## GIVEN DATA
+ + +
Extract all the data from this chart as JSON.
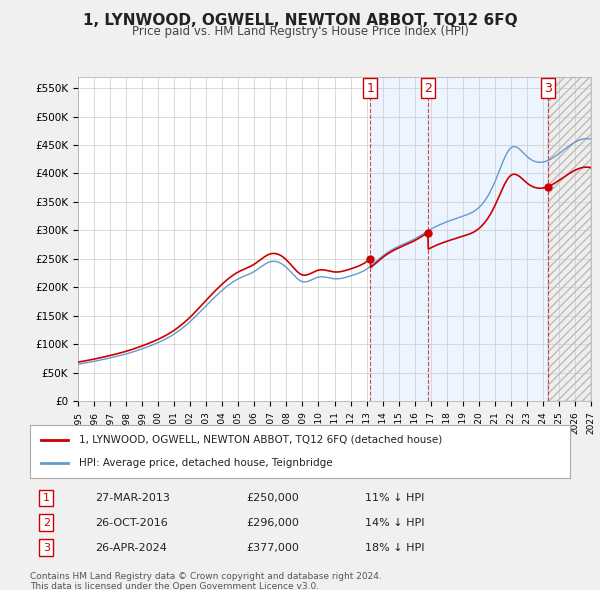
{
  "title": "1, LYNWOOD, OGWELL, NEWTON ABBOT, TQ12 6FQ",
  "subtitle": "Price paid vs. HM Land Registry's House Price Index (HPI)",
  "ylabel_ticks": [
    "£0",
    "£50K",
    "£100K",
    "£150K",
    "£200K",
    "£250K",
    "£300K",
    "£350K",
    "£400K",
    "£450K",
    "£500K",
    "£550K"
  ],
  "ytick_values": [
    0,
    50000,
    100000,
    150000,
    200000,
    250000,
    300000,
    350000,
    400000,
    450000,
    500000,
    550000
  ],
  "ylim": [
    0,
    570000
  ],
  "xlim_start": 1995.0,
  "xlim_end": 2027.0,
  "sale_color": "#cc0000",
  "hpi_color": "#6699cc",
  "sale_label": "1, LYNWOOD, OGWELL, NEWTON ABBOT, TQ12 6FQ (detached house)",
  "hpi_label": "HPI: Average price, detached house, Teignbridge",
  "purchases": [
    {
      "date_num": 2013.23,
      "price": 250000,
      "label": "1",
      "date_str": "27-MAR-2013",
      "pct": "11% ↓ HPI"
    },
    {
      "date_num": 2016.82,
      "price": 296000,
      "label": "2",
      "date_str": "26-OCT-2016",
      "pct": "14% ↓ HPI"
    },
    {
      "date_num": 2024.32,
      "price": 377000,
      "label": "3",
      "date_str": "26-APR-2024",
      "pct": "18% ↓ HPI"
    }
  ],
  "footnote1": "Contains HM Land Registry data © Crown copyright and database right 2024.",
  "footnote2": "This data is licensed under the Open Government Licence v3.0.",
  "background_color": "#f0f0f0",
  "plot_bg_color": "#ffffff",
  "grid_color": "#cccccc"
}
+ + +
## PROBLEM DESCRIPTION
Copy all lines in the listing above where the string "OGWELL" appears.

## TASK SOLUTION
  "title": "1, LYNWOOD, OGWELL, NEWTON ABBOT, TQ12 6FQ",
  "sale_label": "1, LYNWOOD, OGWELL, NEWTON ABBOT, TQ12 6FQ (detached house)",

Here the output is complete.